> **Instructions for the task**
Print the entries below word for word; the pictures stay out of your copy.

> **Material shown**
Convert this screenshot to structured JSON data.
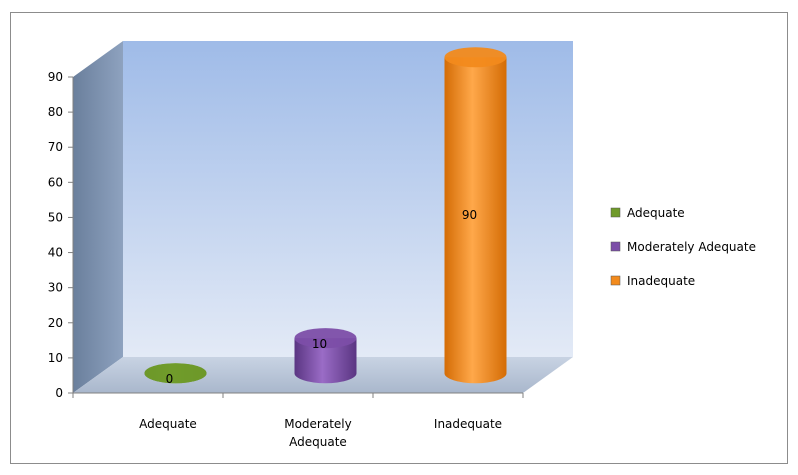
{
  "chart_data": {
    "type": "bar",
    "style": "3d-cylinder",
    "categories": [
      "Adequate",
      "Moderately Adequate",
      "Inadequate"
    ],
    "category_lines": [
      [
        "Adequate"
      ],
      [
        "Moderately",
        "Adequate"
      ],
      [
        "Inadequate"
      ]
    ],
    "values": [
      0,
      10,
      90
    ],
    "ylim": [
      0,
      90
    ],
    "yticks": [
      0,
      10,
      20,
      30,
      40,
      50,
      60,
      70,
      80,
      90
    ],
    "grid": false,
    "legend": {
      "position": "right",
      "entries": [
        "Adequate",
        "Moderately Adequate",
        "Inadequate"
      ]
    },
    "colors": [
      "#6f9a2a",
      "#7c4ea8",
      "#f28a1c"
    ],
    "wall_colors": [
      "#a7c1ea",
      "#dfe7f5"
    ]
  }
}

> **Solved exercise**
Convert this screenshot to structured JSON data.
{
  "chart_data": {
    "type": "bar",
    "style": "3d-cylinder",
    "categories": [
      "Adequate",
      "Moderately Adequate",
      "Inadequate"
    ],
    "category_lines": [
      [
        "Adequate"
      ],
      [
        "Moderately",
        "Adequate"
      ],
      [
        "Inadequate"
      ]
    ],
    "values": [
      0,
      10,
      90
    ],
    "ylim": [
      0,
      90
    ],
    "yticks": [
      0,
      10,
      20,
      30,
      40,
      50,
      60,
      70,
      80,
      90
    ],
    "grid": false,
    "legend": {
      "position": "right",
      "entries": [
        "Adequate",
        "Moderately Adequate",
        "Inadequate"
      ]
    },
    "colors": [
      "#6f9a2a",
      "#7c4ea8",
      "#f28a1c"
    ],
    "wall_colors": [
      "#a7c1ea",
      "#dfe7f5"
    ]
  }
}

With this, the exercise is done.